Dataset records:
◆ ◆ ◆ ◆ ◆ ◆ ◆

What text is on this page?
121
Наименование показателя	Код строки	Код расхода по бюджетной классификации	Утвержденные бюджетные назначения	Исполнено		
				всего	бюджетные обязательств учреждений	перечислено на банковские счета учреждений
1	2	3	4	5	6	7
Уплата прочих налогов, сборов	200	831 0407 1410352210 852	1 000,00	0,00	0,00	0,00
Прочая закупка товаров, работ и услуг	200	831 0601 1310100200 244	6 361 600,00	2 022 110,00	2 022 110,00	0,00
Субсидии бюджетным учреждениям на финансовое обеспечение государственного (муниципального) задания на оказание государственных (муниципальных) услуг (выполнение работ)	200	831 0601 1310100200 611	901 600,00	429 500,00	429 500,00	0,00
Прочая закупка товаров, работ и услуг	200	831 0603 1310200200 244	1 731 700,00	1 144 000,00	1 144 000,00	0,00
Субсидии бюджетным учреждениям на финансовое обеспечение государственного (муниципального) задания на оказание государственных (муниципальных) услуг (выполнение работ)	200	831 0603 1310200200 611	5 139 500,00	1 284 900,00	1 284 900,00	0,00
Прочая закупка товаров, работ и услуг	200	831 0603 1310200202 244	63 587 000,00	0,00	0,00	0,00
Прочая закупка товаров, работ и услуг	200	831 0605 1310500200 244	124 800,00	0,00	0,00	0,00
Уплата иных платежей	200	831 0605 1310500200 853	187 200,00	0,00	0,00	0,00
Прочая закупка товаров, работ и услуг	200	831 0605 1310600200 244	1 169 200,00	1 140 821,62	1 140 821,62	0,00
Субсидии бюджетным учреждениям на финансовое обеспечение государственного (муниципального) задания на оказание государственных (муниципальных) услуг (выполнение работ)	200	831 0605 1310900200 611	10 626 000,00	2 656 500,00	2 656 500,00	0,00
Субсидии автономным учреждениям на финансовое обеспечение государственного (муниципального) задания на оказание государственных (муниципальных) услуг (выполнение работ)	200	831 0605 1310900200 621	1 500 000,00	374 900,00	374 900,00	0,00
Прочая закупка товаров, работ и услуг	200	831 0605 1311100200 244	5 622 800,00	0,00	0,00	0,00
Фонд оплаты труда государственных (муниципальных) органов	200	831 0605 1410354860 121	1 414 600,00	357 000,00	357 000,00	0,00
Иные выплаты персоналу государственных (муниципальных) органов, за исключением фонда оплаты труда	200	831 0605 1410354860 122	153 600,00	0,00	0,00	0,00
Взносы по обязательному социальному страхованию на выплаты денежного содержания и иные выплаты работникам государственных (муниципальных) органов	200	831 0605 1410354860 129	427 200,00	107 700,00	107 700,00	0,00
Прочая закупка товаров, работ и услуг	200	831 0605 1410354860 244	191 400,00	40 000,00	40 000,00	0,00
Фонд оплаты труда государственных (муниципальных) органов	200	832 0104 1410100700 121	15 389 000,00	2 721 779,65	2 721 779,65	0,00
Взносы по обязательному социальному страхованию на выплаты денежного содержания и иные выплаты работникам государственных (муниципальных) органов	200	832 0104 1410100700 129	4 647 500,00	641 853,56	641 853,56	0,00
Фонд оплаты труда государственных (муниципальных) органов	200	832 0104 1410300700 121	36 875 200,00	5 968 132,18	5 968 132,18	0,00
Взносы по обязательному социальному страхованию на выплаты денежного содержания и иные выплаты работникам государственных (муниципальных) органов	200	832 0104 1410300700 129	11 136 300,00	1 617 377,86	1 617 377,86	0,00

◆ ◆ ◆ ◆ ◆ ◆ ◆

* [Short task]: Repeat each record in full; every line must match exactly.

* [Result of this task]:
What text is on this page?
121
Наименование показателя	Код строки	Код расхода по бюджетной классификации	Утвержденные бюджетные назначения	Исполнено		
				всего	бюджетные обязательств учреждений	перечислено на банковские счета учреждений
1	2	3	4	5	6	7
Уплата прочих налогов, сборов	200	831 0407 1410352210 852	1 000,00	0,00	0,00	0,00
Прочая закупка товаров, работ и услуг	200	831 0601 1310100200 244	6 361 600,00	2 022 110,00	2 022 110,00	0,00
Субсидии бюджетным учреждениям на финансовое обеспечение государственного (муниципального) задания на оказание государственных (муниципальных) услуг (выполнение работ)	200	831 0601 1310100200 611	901 600,00	429 500,00	429 500,00	0,00
Прочая закупка товаров, работ и услуг	200	831 0603 1310200200 244	1 731 700,00	1 144 000,00	1 144 000,00	0,00
Субсидии бюджетным учреждениям на финансовое обеспечение государственного (муниципального) задания на оказание государственных (муниципальных) услуг (выполнение работ)	200	831 0603 1310200200 611	5 139 500,00	1 284 900,00	1 284 900,00	0,00
Прочая закупка товаров, работ и услуг	200	831 0603 1310200202 244	63 587 000,00	0,00	0,00	0,00
Прочая закупка товаров, работ и услуг	200	831 0605 1310500200 244	124 800,00	0,00	0,00	0,00
Уплата иных платежей	200	831 0605 1310500200 853	187 200,00	0,00	0,00	0,00
Прочая закупка товаров, работ и услуг	200	831 0605 1310600200 244	1 169 200,00	1 140 821,62	1 140 821,62	0,00
Субсидии бюджетным учреждениям на финансовое обеспечение государственного (муниципального) задания на оказание государственных (муниципальных) услуг (выполнение работ)	200	831 0605 1310900200 611	10 626 000,00	2 656 500,00	2 656 500,00	0,00
Субсидии автономным учреждениям на финансовое обеспечение государственного (муниципального) задания на оказание государственных (муниципальных) услуг (выполнение работ)	200	831 0605 1310900200 621	1 500 000,00	374 900,00	374 900,00	0,00
Прочая закупка товаров, работ и услуг	200	831 0605 1311100200 244	5 622 800,00	0,00	0,00	0,00
Фонд оплаты труда государственных (муниципальных) органов	200	831 0605 1410354860 121	1 414 600,00	357 000,00	357 000,00	0,00
Иные выплаты персоналу государственных (муниципальных) органов, за исключением фонда оплаты труда	200	831 0605 1410354860 122	153 600,00	0,00	0,00	0,00
Взносы по обязательному социальному страхованию на выплаты денежного содержания и иные выплаты работникам государственных (муниципальных) органов	200	831 0605 1410354860 129	427 200,00	107 700,00	107 700,00	0,00
Прочая закупка товаров, работ и услуг	200	831 0605 1410354860 244	191 400,00	40 000,00	40 000,00	0,00
Фонд оплаты труда государственных (муниципальных) органов	200	832 0104 1410100700 121	15 389 000,00	2 721 779,65	2 721 779,65	0,00
Взносы по обязательному социальному страхованию на выплаты денежного содержания и иные выплаты работникам государственных (муниципальных) органов	200	832 0104 1410100700 129	4 647 500,00	641 853,56	641 853,56	0,00
Фонд оплаты труда государственных (муниципальных) органов	200	832 0104 1410300700 121	36 875 200,00	5 968 132,18	5 968 132,18	0,00
Взносы по обязательному социальному страхованию на выплаты денежного содержания и иные выплаты работникам государственных (муниципальных) органов	200	832 0104 1410300700 129	11 136 300,00	1 617 377,86	1 617 377,86	0,00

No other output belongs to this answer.